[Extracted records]

════════════════════

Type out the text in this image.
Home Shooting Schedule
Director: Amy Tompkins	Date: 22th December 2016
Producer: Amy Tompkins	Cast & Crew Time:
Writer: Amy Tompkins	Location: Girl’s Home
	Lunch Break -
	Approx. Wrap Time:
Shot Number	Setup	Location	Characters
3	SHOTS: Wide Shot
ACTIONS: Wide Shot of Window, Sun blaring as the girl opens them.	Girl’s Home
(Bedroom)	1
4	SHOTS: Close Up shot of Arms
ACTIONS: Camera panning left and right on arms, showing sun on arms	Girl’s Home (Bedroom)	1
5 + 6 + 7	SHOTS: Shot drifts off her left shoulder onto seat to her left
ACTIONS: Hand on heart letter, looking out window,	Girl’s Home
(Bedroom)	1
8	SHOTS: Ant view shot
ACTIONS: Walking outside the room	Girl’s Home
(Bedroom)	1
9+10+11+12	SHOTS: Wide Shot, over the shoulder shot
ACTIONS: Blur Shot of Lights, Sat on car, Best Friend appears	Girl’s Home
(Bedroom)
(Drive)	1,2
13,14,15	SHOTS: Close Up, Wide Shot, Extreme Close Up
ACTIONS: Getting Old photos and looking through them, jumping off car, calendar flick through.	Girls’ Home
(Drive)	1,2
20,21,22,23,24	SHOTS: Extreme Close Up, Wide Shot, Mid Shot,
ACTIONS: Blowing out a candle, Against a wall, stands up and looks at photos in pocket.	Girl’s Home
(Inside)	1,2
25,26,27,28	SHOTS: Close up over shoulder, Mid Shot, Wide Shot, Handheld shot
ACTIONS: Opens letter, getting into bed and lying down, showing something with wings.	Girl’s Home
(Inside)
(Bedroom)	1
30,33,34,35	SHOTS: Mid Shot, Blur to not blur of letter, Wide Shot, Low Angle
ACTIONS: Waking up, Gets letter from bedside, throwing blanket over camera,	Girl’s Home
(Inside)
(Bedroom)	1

════════════════════

● Task statement
Find each line holding "Extreme". Copy it out.

● Task answer
13,14,15	SHOTS: Close Up, Wide Shot, Extreme Close Up
20,21,22,23,24	SHOTS: Extreme Close Up, Wide Shot, Mid Shot,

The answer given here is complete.